◆ Explore the material ◆
• a. Translate this sentence from the text on life in Japan into Spanish: "The walls of Tuna Hero are plastered with pictures of children."
• b. From the text on life in Japan, repeat everything from "In some of the" down to "been put out." without changing a word.

◆ Supplied text ◆
I got an MRI, and various tests at Kami
hospital (West side) a while back and they were all done with
professionalism. Moreover, our son had croup which was very scary,
and we felt the care he received was very good, and
the nurses and doctors were kind. I think once the
new wing is built things will improve. It sounds
like your friend ran into some bad luck. It's too
bad.

In some of the hospitals in Japan you will have to deal
with cigarette smoke unfortunately. But most are pretty clean other
than that and have high standards. Shiritsu
Hospital in Odawara is famous. There used to be a problem with
cigarette smoke but that seems to have been put out.

by Kevin Burns

Tuesday, December 05, 2006

Tuna Hero


One of my joys of living in Japan is the food. The variety in the Japanese diet is nearly endless as they eat just about anything. The emphasis on quality, freshness and appearance has been an awakening for my taste buds long dulled by the instant, ready- to- go fast food back home. When I first came to Japan, I spent many a weekend wandering around town checking out a bar here and there, getting lost and occasionally stumbling upon a great eatery. I'm not talking about some Ginza sushi shop where it costs 20,000 yen to dine, but a place that has a certain atmosphere, a warmth that keeps bringing you back.

A friend showed me one such place, a small kaitensushi-ya (a cheap rotating conveyor sushi bar)called Tuna Hero. How he found the place, I'll never know. Probably just dumb luck. It was cheap to eat and if your bill topped 1,500 yen, well, you knew you had just pigged out. Kon-chan, the master, had a conveyor belt in his small shop, but he never really used it. He'd just slice up some fish and bring it over.

The walls of Tuna Hero are plastered with pictures of children. In my poor Japanese, I asked the master why there were all these kids on the walls. He said that they were birthday pictures- the kids come in to celebrate on their birthday and he gives them some ice cream as a "present." Being a smart-ass, I quipped that I wanted my picture on the wall, too. And with that, the master produced a camera, lined me up against the wall and took my picture.

◆ Provided data ◆

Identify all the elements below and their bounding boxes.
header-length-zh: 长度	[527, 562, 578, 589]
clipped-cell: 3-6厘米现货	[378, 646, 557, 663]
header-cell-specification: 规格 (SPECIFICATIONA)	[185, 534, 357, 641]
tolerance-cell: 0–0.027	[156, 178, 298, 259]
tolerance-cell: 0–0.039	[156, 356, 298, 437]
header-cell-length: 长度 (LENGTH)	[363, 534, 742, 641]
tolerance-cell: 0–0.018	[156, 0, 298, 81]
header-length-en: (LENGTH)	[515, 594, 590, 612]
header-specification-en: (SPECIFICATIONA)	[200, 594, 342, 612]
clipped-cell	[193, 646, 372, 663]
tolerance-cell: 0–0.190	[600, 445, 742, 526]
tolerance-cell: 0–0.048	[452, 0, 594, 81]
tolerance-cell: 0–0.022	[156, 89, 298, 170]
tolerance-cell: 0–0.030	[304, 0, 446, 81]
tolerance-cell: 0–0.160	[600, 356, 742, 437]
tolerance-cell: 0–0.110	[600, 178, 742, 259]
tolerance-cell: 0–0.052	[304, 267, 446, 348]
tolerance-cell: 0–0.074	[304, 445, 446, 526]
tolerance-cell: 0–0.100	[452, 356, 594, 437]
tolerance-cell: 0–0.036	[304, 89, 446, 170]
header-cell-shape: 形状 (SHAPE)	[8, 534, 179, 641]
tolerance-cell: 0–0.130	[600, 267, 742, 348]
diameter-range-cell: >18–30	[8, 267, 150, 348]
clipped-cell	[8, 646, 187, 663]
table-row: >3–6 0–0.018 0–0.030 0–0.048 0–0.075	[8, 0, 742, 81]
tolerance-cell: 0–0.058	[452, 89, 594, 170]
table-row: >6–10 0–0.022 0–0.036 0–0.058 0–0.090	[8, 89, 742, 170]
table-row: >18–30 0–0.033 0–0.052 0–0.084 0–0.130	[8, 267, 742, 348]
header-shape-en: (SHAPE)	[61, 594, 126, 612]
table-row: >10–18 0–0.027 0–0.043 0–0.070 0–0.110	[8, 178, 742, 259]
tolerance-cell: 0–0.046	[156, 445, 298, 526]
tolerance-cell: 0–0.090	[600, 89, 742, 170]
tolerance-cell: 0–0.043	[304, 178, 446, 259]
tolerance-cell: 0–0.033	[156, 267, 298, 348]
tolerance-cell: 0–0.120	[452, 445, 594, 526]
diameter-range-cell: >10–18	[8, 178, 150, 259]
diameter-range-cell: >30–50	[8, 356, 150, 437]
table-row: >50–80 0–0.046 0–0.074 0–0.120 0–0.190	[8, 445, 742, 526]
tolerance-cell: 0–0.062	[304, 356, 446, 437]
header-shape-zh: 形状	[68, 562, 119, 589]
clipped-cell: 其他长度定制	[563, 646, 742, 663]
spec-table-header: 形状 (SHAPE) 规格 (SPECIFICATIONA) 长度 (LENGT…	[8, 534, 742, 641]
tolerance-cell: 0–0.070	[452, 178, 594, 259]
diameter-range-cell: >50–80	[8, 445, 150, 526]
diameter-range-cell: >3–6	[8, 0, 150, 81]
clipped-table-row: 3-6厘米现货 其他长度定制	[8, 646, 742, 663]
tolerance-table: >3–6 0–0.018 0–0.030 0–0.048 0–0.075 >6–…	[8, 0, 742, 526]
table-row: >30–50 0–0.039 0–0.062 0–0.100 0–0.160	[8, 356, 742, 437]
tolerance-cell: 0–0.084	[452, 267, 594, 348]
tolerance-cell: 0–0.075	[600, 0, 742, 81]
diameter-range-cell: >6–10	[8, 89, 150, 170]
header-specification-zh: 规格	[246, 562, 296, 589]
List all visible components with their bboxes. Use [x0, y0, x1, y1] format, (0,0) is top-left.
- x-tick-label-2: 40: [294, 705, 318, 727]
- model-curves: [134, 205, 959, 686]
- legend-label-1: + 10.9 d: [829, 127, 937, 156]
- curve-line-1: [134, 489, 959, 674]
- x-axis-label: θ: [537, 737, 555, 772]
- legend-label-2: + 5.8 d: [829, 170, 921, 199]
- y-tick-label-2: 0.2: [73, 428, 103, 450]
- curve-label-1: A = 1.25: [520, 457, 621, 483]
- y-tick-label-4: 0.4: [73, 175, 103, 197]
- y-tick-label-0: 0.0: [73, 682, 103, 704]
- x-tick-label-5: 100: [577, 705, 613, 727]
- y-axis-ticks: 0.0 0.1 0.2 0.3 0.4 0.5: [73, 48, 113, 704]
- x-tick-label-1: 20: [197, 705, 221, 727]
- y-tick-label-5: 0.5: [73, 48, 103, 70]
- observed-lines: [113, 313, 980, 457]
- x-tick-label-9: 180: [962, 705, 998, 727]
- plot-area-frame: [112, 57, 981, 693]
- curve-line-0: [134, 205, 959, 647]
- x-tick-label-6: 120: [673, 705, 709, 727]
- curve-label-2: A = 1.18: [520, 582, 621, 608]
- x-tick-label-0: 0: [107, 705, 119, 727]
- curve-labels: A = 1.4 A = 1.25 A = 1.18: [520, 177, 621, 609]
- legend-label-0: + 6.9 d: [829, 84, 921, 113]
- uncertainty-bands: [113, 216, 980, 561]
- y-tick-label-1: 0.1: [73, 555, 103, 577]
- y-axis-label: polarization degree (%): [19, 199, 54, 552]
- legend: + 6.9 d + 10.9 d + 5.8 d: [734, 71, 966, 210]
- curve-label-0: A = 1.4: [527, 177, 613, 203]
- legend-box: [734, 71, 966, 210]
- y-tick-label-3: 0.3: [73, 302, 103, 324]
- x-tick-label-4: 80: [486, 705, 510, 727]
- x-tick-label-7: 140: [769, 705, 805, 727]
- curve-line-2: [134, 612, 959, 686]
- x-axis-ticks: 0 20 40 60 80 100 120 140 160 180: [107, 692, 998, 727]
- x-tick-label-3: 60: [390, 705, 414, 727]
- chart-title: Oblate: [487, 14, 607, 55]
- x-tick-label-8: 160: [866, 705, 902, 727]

◆ Task-by-task outputs ◆
• a. Las paredes de Tuna Hero están cubiertas de fotos de niños.

• b.
In some of the hospitals in Japan you will have to deal
with cigarette smoke unfortunately. But most are pretty clean other
than that and have high standards. Shiritsu
Hospital in Odawara is famous. There used to be a problem with
cigarette smoke but that seems to have been put out.